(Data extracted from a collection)
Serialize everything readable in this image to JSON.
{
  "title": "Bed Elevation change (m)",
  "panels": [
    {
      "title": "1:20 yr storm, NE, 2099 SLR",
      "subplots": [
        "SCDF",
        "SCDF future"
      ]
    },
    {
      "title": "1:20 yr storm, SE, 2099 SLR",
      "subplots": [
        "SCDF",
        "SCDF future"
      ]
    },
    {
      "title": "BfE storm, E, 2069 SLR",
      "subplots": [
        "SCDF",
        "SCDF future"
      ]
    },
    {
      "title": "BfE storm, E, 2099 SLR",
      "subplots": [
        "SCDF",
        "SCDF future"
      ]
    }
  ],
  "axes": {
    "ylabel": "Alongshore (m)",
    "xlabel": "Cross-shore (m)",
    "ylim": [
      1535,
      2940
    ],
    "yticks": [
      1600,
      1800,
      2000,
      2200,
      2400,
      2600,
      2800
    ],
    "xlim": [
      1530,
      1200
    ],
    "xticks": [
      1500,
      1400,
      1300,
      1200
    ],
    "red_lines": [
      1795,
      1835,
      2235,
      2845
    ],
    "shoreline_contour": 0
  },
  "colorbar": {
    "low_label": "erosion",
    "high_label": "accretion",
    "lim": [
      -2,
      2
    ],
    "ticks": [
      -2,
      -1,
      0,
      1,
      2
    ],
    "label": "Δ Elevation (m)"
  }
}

§ **Work to be completed**:
Return all the data exactly as given.

§ **The response**:
Serialize everything readable in this image to JSON.
{
  "title": "Bed Elevation change (m)",
  "panels": [
    {
      "title": "1:20 yr storm, NE, 2099 SLR",
      "subplots": [
        "SCDF",
        "SCDF future"
      ]
    },
    {
      "title": "1:20 yr storm, SE, 2099 SLR",
      "subplots": [
        "SCDF",
        "SCDF future"
      ]
    },
    {
      "title": "BfE storm, E, 2069 SLR",
      "subplots": [
        "SCDF",
        "SCDF future"
      ]
    },
    {
      "title": "BfE storm, E, 2099 SLR",
      "subplots": [
        "SCDF",
        "SCDF future"
      ]
    }
  ],
  "axes": {
    "ylabel": "Alongshore (m)",
    "xlabel": "Cross-shore (m)",
    "ylim": [
      1535,
      2940
    ],
    "yticks": [
      1600,
      1800,
      2000,
      2200,
      2400,
      2600,
      2800
    ],
    "xlim": [
      1530,
      1200
    ],
    "xticks": [
      1500,
      1400,
      1300,
      1200
    ],
    "red_lines": [
      1795,
      1835,
      2235,
      2845
    ],
    "shoreline_contour": 0
  },
  "colorbar": {
    "low_label": "erosion",
    "high_label": "accretion",
    "lim": [
      -2,
      2
    ],
    "ticks": [
      -2,
      -1,
      0,
      1,
      2
    ],
    "label": "Δ Elevation (m)"
  }
}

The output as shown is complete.